# Description of the task
Work through the data below line by line and say how many lines hold "ylabel"; give only the number.

# Provided records
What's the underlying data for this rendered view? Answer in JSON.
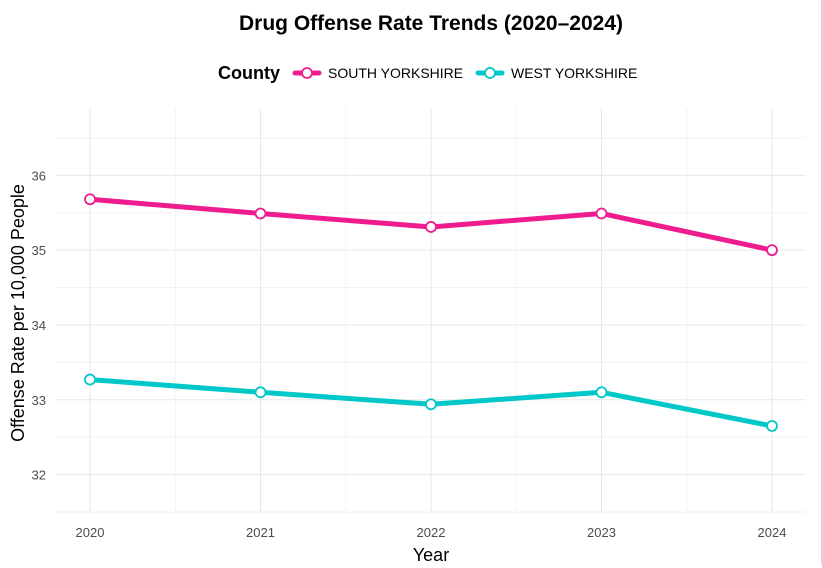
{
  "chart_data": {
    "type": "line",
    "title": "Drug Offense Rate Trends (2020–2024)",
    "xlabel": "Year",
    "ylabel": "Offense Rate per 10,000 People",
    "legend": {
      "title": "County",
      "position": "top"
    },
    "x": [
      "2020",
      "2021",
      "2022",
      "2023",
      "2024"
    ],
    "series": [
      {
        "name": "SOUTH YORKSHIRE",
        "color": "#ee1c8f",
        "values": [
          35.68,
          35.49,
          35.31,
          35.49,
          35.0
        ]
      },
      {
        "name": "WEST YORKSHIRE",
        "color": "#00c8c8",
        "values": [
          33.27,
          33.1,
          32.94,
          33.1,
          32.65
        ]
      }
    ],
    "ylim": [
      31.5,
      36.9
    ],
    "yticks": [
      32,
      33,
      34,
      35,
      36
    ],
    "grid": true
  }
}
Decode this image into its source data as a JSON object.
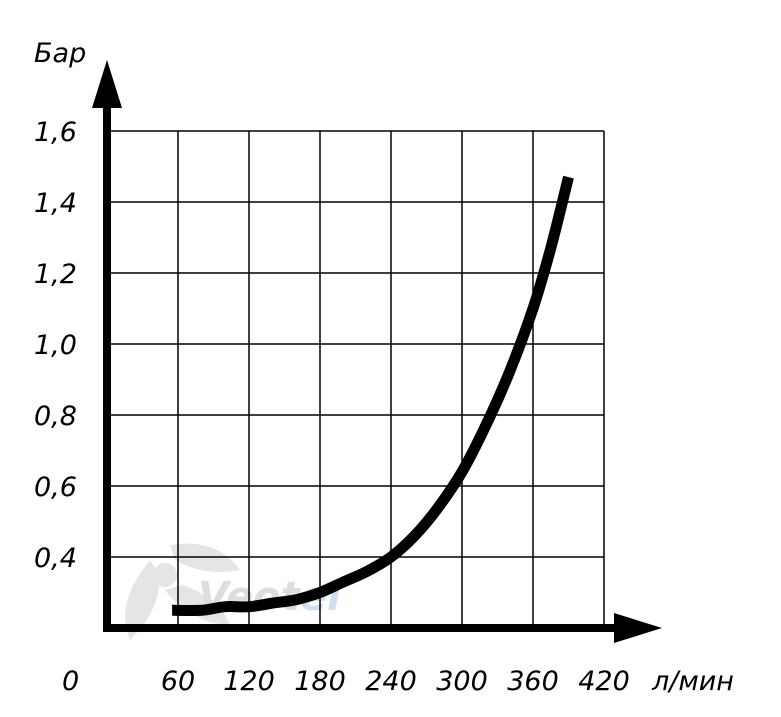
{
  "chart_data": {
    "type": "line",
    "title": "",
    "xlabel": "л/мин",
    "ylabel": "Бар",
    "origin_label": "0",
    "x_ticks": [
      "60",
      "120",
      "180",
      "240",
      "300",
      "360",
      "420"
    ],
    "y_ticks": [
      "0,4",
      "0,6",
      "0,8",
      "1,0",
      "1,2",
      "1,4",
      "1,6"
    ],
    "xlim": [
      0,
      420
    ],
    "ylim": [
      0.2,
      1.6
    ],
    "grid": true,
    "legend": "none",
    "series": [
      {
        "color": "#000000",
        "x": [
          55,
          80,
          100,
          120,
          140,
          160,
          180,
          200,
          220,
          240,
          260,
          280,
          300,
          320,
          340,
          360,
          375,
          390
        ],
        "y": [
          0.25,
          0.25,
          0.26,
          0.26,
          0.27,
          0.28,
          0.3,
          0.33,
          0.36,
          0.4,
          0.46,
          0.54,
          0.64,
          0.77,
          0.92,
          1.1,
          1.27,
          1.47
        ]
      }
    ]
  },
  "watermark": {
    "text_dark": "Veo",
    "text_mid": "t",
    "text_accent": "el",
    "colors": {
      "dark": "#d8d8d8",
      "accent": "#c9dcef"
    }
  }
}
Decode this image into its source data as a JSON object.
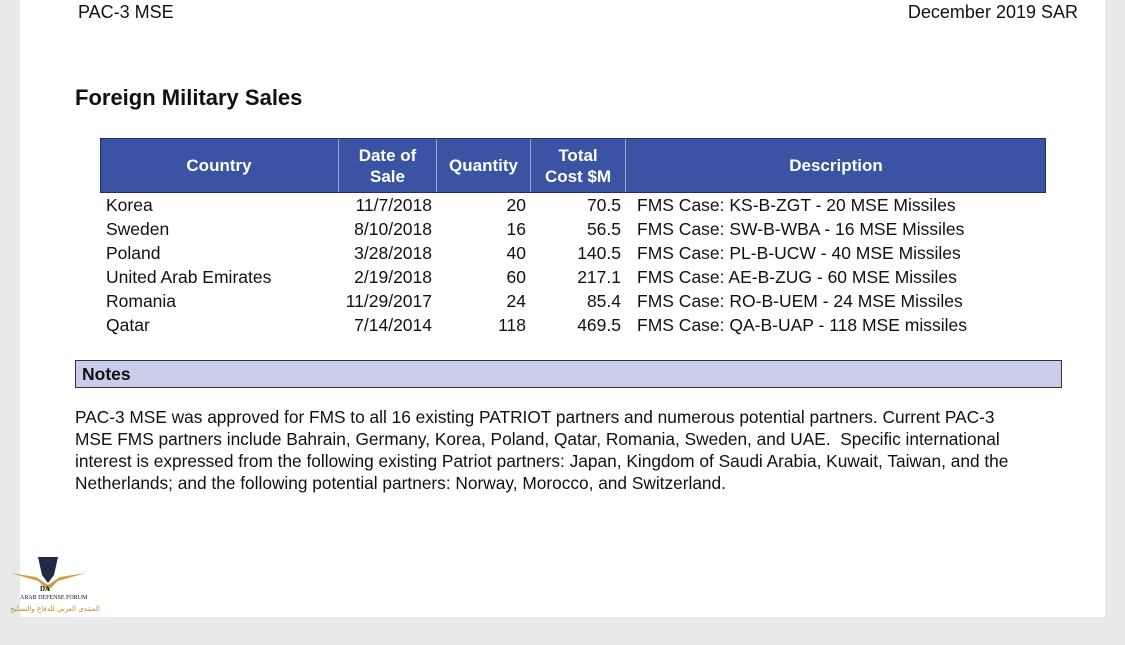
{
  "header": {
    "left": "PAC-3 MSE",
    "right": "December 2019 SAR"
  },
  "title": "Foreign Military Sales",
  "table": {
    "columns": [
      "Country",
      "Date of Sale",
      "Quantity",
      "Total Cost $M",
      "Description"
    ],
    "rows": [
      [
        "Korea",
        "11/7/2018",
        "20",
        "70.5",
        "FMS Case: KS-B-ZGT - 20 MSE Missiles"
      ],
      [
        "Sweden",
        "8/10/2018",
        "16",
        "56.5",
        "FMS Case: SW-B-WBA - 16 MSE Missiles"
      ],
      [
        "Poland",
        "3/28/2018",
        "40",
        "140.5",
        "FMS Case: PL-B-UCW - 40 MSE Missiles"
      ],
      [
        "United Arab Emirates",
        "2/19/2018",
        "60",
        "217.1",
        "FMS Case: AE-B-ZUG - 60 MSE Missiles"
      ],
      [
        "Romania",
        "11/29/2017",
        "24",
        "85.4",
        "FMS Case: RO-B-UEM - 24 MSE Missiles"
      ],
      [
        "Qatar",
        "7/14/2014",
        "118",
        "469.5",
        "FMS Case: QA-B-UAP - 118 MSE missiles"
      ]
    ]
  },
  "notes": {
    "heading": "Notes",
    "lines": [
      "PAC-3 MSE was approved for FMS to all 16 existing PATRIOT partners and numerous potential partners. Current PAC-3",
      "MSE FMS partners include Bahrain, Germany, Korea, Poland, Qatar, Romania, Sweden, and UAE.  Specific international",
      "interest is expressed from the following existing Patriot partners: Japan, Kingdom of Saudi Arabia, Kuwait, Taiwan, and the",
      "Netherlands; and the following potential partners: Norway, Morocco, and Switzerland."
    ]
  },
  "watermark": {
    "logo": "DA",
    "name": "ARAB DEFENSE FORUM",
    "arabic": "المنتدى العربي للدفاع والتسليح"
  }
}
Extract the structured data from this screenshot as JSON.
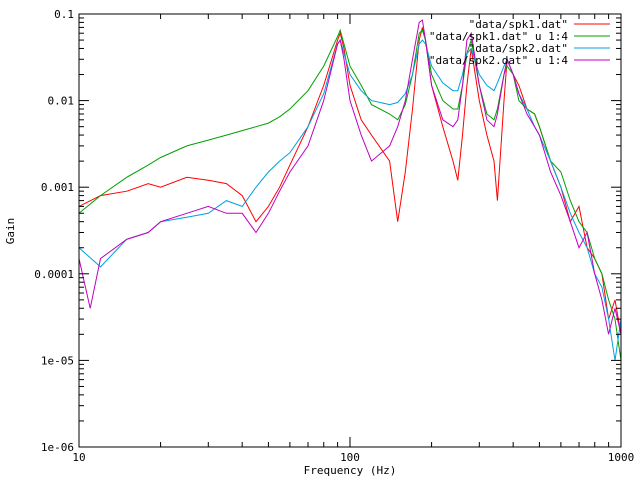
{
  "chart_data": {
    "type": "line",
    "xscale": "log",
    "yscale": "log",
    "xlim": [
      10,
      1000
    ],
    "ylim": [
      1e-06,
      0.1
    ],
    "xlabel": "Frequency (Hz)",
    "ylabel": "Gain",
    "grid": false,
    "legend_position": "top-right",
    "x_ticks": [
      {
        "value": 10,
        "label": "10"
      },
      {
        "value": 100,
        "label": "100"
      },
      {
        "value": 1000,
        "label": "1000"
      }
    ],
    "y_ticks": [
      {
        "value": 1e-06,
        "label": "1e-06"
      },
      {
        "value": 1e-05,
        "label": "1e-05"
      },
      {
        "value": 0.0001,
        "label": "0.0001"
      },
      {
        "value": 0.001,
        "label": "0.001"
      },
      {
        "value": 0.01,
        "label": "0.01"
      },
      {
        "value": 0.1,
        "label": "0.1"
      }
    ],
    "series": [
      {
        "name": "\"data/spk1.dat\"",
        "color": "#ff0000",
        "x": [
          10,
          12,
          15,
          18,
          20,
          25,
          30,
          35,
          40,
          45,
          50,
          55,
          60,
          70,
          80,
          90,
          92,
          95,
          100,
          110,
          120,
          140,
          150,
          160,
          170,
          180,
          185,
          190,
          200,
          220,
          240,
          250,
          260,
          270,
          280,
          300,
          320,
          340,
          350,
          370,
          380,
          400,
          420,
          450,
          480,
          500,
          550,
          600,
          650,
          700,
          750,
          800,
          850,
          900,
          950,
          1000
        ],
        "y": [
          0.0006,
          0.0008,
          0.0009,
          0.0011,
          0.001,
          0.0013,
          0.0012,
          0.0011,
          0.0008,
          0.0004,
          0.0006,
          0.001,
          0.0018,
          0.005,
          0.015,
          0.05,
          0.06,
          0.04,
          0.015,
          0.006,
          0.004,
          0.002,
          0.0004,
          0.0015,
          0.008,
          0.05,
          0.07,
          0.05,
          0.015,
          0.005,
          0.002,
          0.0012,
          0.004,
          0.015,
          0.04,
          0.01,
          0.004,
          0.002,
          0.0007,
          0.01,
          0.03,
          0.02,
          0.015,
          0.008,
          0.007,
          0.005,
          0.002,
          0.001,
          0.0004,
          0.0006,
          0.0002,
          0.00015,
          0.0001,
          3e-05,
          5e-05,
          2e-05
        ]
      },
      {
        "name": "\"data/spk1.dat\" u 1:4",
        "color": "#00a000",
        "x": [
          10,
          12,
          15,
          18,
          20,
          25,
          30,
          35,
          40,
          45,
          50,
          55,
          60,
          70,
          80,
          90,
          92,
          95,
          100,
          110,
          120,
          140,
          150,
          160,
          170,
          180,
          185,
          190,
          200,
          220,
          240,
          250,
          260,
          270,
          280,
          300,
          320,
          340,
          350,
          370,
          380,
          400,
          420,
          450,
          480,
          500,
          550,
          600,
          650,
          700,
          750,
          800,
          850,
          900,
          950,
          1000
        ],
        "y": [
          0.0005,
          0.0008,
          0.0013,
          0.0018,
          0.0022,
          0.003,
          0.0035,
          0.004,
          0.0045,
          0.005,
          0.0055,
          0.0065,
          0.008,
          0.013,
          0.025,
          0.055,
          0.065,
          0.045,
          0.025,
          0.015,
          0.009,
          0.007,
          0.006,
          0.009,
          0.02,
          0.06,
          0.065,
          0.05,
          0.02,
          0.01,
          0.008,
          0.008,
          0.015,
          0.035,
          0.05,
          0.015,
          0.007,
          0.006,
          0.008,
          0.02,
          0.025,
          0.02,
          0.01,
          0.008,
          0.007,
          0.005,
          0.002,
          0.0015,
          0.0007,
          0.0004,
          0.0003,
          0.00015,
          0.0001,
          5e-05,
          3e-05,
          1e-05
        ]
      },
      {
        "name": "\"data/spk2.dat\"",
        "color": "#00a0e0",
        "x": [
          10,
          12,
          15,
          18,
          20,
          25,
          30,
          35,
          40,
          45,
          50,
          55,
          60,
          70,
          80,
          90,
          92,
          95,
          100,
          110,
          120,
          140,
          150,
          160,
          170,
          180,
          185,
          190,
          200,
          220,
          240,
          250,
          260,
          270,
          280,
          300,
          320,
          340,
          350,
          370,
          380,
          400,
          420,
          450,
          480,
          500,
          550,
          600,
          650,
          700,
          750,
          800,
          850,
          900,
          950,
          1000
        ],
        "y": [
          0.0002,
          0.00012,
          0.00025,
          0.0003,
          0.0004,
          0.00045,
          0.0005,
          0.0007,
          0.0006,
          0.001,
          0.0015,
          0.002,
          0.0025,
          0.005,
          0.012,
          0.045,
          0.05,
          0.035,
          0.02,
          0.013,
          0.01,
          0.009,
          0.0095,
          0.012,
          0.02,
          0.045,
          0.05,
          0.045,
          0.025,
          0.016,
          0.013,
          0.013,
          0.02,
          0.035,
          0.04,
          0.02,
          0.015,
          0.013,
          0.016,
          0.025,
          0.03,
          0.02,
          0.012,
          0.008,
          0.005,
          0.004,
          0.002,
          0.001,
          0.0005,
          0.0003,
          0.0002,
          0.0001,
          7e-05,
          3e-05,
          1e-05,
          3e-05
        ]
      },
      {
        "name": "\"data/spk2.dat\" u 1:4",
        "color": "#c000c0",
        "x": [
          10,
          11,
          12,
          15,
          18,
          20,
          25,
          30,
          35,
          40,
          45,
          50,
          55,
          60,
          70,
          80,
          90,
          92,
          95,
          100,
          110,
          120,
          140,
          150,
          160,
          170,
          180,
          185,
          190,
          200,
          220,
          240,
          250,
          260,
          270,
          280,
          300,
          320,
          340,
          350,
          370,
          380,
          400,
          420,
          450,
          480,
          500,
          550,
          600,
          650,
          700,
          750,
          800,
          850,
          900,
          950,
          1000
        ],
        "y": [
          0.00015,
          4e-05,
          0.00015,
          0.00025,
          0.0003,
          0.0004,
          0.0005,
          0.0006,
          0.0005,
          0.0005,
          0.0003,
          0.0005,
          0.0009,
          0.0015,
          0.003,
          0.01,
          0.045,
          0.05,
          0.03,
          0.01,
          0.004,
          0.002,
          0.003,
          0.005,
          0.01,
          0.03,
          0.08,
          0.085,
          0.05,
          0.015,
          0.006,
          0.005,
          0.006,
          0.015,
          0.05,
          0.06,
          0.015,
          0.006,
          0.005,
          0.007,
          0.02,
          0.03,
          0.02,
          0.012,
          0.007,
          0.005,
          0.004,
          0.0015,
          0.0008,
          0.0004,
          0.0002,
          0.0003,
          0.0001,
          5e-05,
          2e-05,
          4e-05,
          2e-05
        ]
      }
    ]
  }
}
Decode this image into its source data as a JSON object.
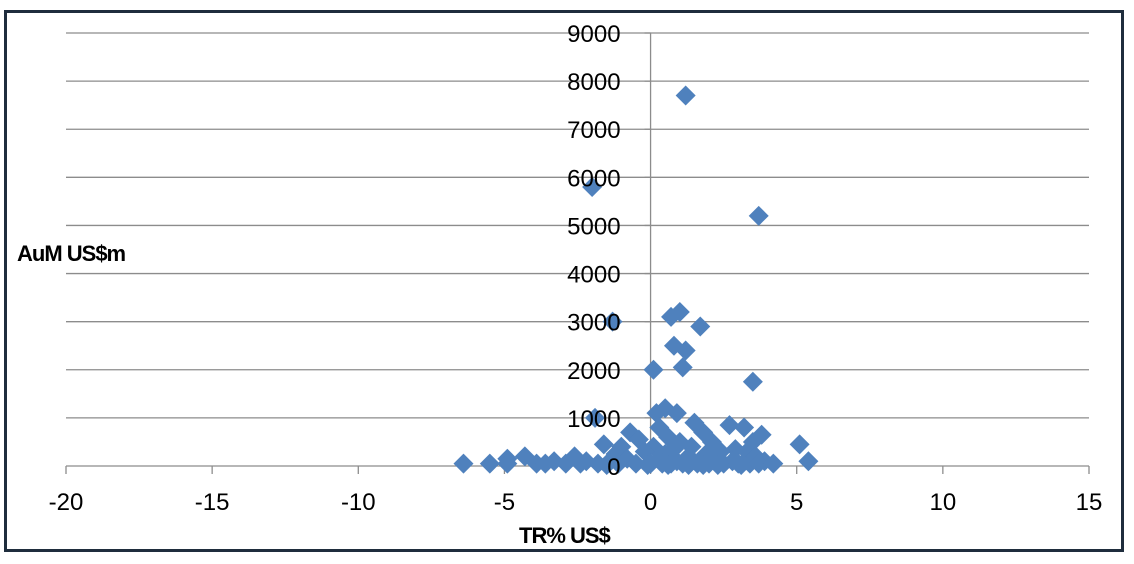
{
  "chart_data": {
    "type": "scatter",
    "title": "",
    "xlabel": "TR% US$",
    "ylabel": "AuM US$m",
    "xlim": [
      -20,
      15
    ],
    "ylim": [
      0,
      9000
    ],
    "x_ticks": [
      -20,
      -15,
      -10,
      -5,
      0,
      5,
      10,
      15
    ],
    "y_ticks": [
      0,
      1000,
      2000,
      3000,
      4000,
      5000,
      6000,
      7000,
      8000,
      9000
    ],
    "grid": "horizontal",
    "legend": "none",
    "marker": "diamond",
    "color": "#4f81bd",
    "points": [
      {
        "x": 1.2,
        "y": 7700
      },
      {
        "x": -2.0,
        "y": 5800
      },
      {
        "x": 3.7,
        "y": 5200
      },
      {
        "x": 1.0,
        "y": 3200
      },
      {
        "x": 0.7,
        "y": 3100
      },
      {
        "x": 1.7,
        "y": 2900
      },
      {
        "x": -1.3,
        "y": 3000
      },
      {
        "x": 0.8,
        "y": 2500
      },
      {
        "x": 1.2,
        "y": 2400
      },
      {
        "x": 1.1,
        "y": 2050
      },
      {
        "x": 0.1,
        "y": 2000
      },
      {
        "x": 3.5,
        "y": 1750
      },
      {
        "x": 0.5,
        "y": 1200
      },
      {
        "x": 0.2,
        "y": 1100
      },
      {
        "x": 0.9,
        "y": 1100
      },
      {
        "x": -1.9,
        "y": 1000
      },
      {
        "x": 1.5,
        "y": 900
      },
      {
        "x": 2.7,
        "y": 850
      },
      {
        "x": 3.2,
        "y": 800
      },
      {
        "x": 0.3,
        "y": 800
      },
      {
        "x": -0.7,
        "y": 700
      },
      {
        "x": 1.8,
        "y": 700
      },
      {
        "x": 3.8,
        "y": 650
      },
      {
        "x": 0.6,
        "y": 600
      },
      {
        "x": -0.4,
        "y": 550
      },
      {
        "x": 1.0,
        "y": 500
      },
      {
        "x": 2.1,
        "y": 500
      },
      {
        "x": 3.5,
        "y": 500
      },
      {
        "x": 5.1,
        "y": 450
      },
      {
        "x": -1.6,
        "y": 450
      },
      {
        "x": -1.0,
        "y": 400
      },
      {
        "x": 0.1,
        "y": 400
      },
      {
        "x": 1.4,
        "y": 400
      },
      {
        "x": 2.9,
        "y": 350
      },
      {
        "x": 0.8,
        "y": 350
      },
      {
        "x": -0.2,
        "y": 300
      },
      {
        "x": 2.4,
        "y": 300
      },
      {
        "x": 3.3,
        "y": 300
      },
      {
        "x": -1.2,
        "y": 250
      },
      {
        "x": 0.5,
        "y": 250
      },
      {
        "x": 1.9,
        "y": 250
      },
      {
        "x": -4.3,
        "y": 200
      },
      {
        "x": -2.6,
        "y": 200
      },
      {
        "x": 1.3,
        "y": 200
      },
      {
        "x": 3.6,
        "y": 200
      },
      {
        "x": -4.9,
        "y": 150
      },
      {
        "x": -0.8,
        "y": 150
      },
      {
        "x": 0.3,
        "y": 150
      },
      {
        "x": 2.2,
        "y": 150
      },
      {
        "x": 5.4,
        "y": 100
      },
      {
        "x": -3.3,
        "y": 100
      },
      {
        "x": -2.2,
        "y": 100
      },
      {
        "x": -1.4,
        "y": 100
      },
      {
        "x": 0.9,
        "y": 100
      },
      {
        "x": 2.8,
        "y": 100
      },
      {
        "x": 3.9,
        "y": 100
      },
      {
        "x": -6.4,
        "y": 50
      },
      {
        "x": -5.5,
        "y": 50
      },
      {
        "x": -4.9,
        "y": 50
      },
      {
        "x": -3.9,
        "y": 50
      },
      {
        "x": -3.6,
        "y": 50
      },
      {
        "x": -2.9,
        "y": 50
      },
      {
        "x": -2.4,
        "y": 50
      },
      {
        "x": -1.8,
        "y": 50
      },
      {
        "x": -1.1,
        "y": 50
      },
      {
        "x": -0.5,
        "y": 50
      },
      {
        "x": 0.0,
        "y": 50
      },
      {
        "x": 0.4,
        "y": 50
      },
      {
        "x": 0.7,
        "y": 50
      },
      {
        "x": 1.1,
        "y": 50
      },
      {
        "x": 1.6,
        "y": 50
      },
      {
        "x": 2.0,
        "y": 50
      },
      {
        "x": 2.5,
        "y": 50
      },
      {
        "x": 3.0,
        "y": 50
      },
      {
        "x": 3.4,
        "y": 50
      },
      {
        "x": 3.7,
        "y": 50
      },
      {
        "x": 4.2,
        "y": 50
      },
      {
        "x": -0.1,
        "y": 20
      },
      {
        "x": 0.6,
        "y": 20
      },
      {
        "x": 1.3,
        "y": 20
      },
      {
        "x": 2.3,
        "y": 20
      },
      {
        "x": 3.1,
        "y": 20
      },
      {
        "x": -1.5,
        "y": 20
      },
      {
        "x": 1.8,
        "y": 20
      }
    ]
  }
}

# Result of this task
4